_MATERIALS PROVIDED_

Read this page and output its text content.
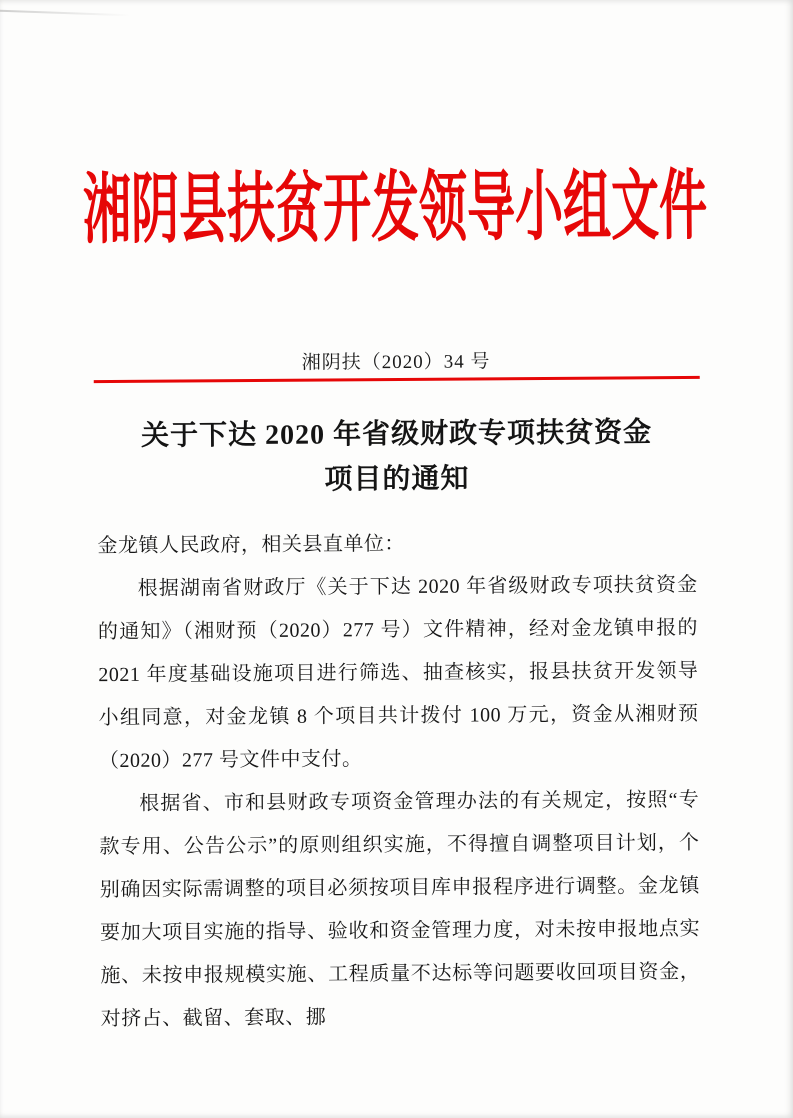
湘阴县扶贫开发领导小组文件
湘阴扶（2020）34 号
关于下达 2020 年省级财政专项扶贫资金
项目的通知

金龙镇人民政府，相关县直单位：

根据湖南省财政厅《关于下达 2020 年省级财政专项扶贫资金的通知》（湘财预（2020）277 号）文件精神，经对金龙镇申报的 2021 年度基础设施项目进行筛选、抽查核实，报县扶贫开发领导小组同意，对金龙镇 8 个项目共计拨付 100 万元，资金从湘财预（2020）277 号文件中支付。

根据省、市和县财政专项资金管理办法的有关规定，按照“专款专用、公告公示”的原则组织实施，不得擅自调整项目计划，个别确因实际需调整的项目必须按项目库申报程序进行调整。金龙镇要加大项目实施的指导、验收和资金管理力度，对未按申报地点实施、未按申报规模实施、工程质量不达标等问题要收回项目资金，对挤占、截留、套取、挪
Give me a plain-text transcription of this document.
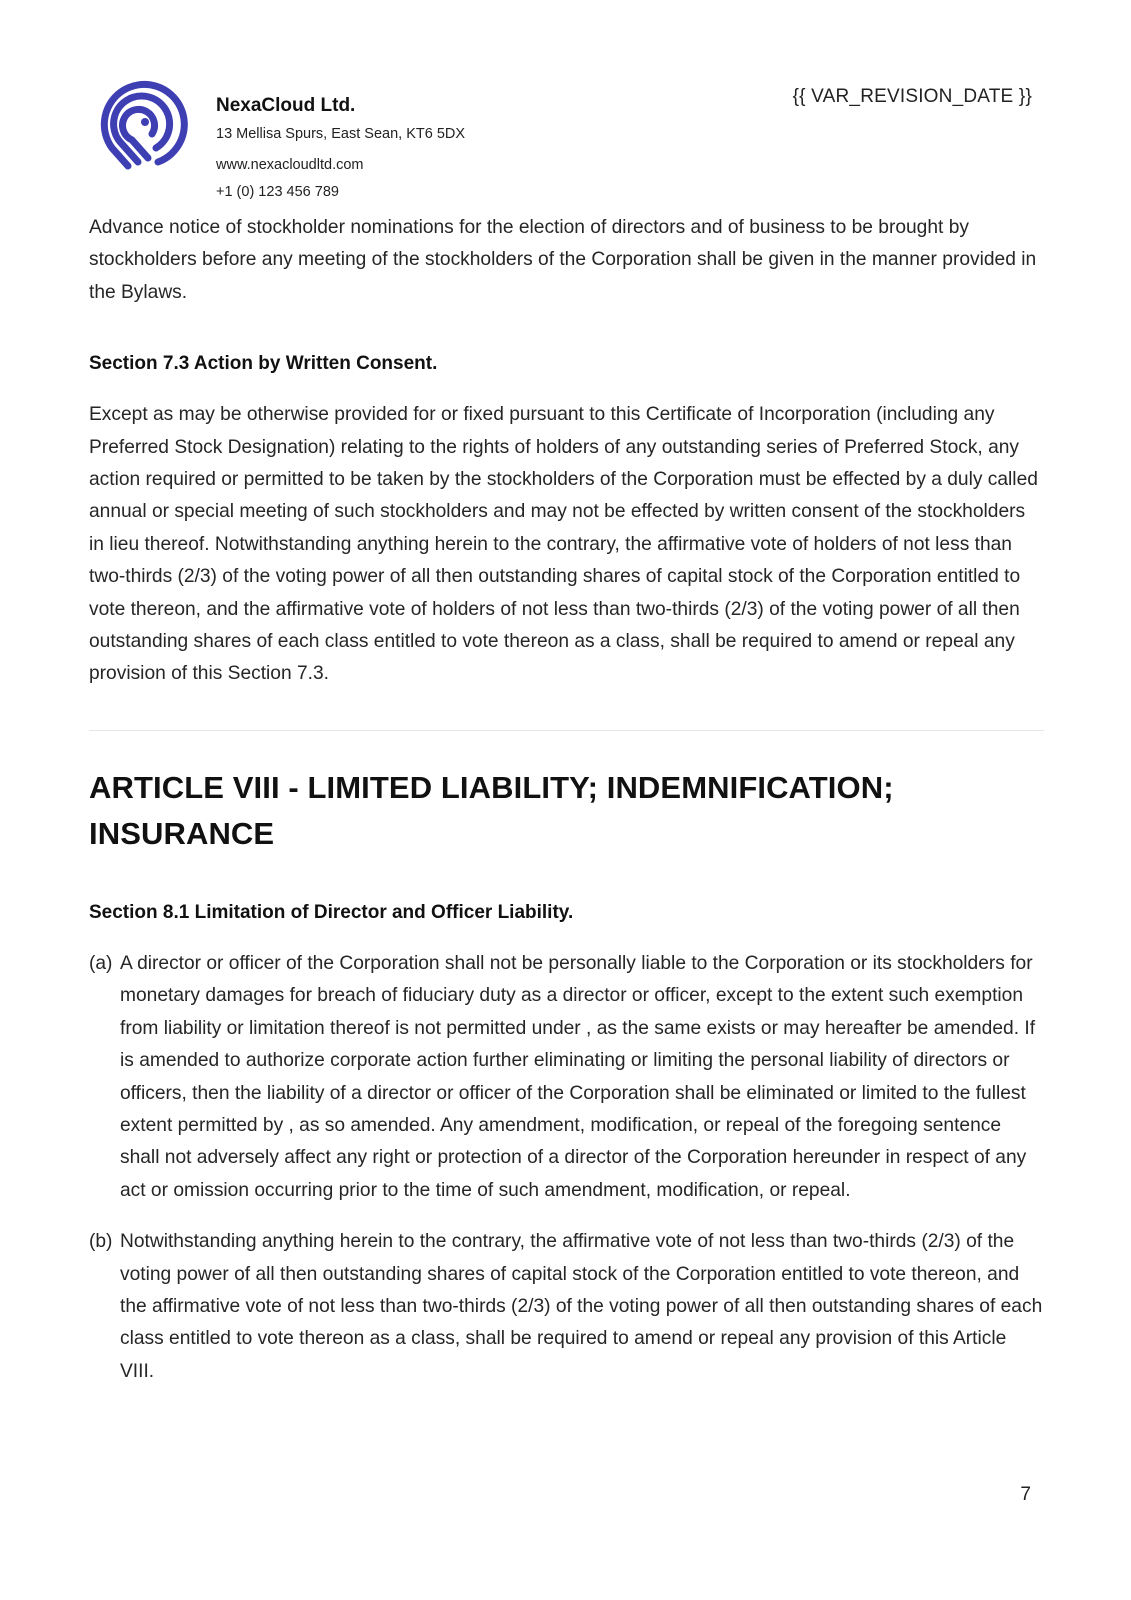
NexaCloud Ltd.

13 Mellisa Spurs, East Sean, KT6 5DX

www.nexacloudltd.com

+1 (0) 123 456 789

{{ VAR_REVISION_DATE }}

Advance notice of stockholder nominations for the election of directors and of business to be brought by stockholders before any meeting of the stockholders of the Corporation shall be given in the manner provided in the Bylaws.

Section 7.3 Action by Written Consent.

Except as may be otherwise provided for or fixed pursuant to this Certificate of Incorporation (including any Preferred Stock Designation) relating to the rights of holders of any outstanding series of Preferred Stock, any action required or permitted to be taken by the stockholders of the Corporation must be effected by a duly called annual or special meeting of such stockholders and may not be effected by written consent of the stockholders in lieu thereof. Notwithstanding anything herein to the contrary, the affirmative vote of holders of not less than two-thirds (2/3) of the voting power of all then outstanding shares of capital stock of the Corporation entitled to vote thereon, and the affirmative vote of holders of not less than two-thirds (2/3) of the voting power of all then outstanding shares of each class entitled to vote thereon as a class, shall be required to amend or repeal any provision of this Section 7.3.

ARTICLE VIII - LIMITED LIABILITY; INDEMNIFICATION;
INSURANCE
Section 8.1 Limitation of Director and Officer Liability.
(a) A director or officer of the Corporation shall not be personally liable to the Corporation or its stockholders for monetary damages for breach of fiduciary duty as a director or officer, except to the extent such exemption from liability or limitation thereof is not permitted under , as the same exists or may hereafter be amended. If is amended to authorize corporate action further eliminating or limiting the personal liability of directors or officers, then the liability of a director or officer of the Corporation shall be eliminated or limited to the fullest extent permitted by , as so amended. Any amendment, modification, or repeal of the foregoing sentence shall not adversely affect any right or protection of a director of the Corporation hereunder in respect of any act or omission occurring prior to the time of such amendment, modification, or repeal.
(b) Notwithstanding anything herein to the contrary, the affirmative vote of not less than two-thirds (2/3) of the voting power of all then outstanding shares of capital stock of the Corporation entitled to vote thereon, and the affirmative vote of not less than two-thirds (2/3) of the voting power of all then outstanding shares of each class entitled to vote thereon as a class, shall be required to amend or repeal any provision of this Article VIII.
7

_INSTRUCTIONS FOR THE TASK_
Without including the pictures, reproduce all entries exactly.

_SOLUTION TO THIS EXERCISE_
Read this page and output its text content.
湘阴县扶贫开发领导小组文件
湘阴扶（2020）34 号
关于下达 2020 年省级财政专项扶贫资金
项目的通知

金龙镇人民政府，相关县直单位：

根据湖南省财政厅《关于下达 2020 年省级财政专项扶贫资金的通知》（湘财预（2020）277 号）文件精神，经对金龙镇申报的 2021 年度基础设施项目进行筛选、抽查核实，报县扶贫开发领导小组同意，对金龙镇 8 个项目共计拨付 100 万元，资金从湘财预（2020）277 号文件中支付。

根据省、市和县财政专项资金管理办法的有关规定，按照“专款专用、公告公示”的原则组织实施，不得擅自调整项目计划，个别确因实际需调整的项目必须按项目库申报程序进行调整。金龙镇要加大项目实施的指导、验收和资金管理力度，对未按申报地点实施、未按申报规模实施、工程质量不达标等问题要收回项目资金，对挤占、截留、套取、挪
Give me a plain-text transcription of this document.
NexaCloud Ltd.

13 Mellisa Spurs, East Sean, KT6 5DX

www.nexacloudltd.com

+1 (0) 123 456 789

{{ VAR_REVISION_DATE }}

Advance notice of stockholder nominations for the election of directors and of business to be brought by stockholders before any meeting of the stockholders of the Corporation shall be given in the manner provided in the Bylaws.

Section 7.3 Action by Written Consent.

Except as may be otherwise provided for or fixed pursuant to this Certificate of Incorporation (including any Preferred Stock Designation) relating to the rights of holders of any outstanding series of Preferred Stock, any action required or permitted to be taken by the stockholders of the Corporation must be effected by a duly called annual or special meeting of such stockholders and may not be effected by written consent of the stockholders in lieu thereof. Notwithstanding anything herein to the contrary, the affirmative vote of holders of not less than two-thirds (2/3) of the voting power of all then outstanding shares of capital stock of the Corporation entitled to vote thereon, and the affirmative vote of holders of not less than two-thirds (2/3) of the voting power of all then outstanding shares of each class entitled to vote thereon as a class, shall be required to amend or repeal any provision of this Section 7.3.

ARTICLE VIII - LIMITED LIABILITY; INDEMNIFICATION;
INSURANCE
Section 8.1 Limitation of Director and Officer Liability.
(a) A director or officer of the Corporation shall not be personally liable to the Corporation or its stockholders for monetary damages for breach of fiduciary duty as a director or officer, except to the extent such exemption from liability or limitation thereof is not permitted under , as the same exists or may hereafter be amended. If is amended to authorize corporate action further eliminating or limiting the personal liability of directors or officers, then the liability of a director or officer of the Corporation shall be eliminated or limited to the fullest extent permitted by , as so amended. Any amendment, modification, or repeal of the foregoing sentence shall not adversely affect any right or protection of a director of the Corporation hereunder in respect of any act or omission occurring prior to the time of such amendment, modification, or repeal.
(b) Notwithstanding anything herein to the contrary, the affirmative vote of not less than two-thirds (2/3) of the voting power of all then outstanding shares of capital stock of the Corporation entitled to vote thereon, and the affirmative vote of not less than two-thirds (2/3) of the voting power of all then outstanding shares of each class entitled to vote thereon as a class, shall be required to amend or repeal any provision of this Article VIII.
7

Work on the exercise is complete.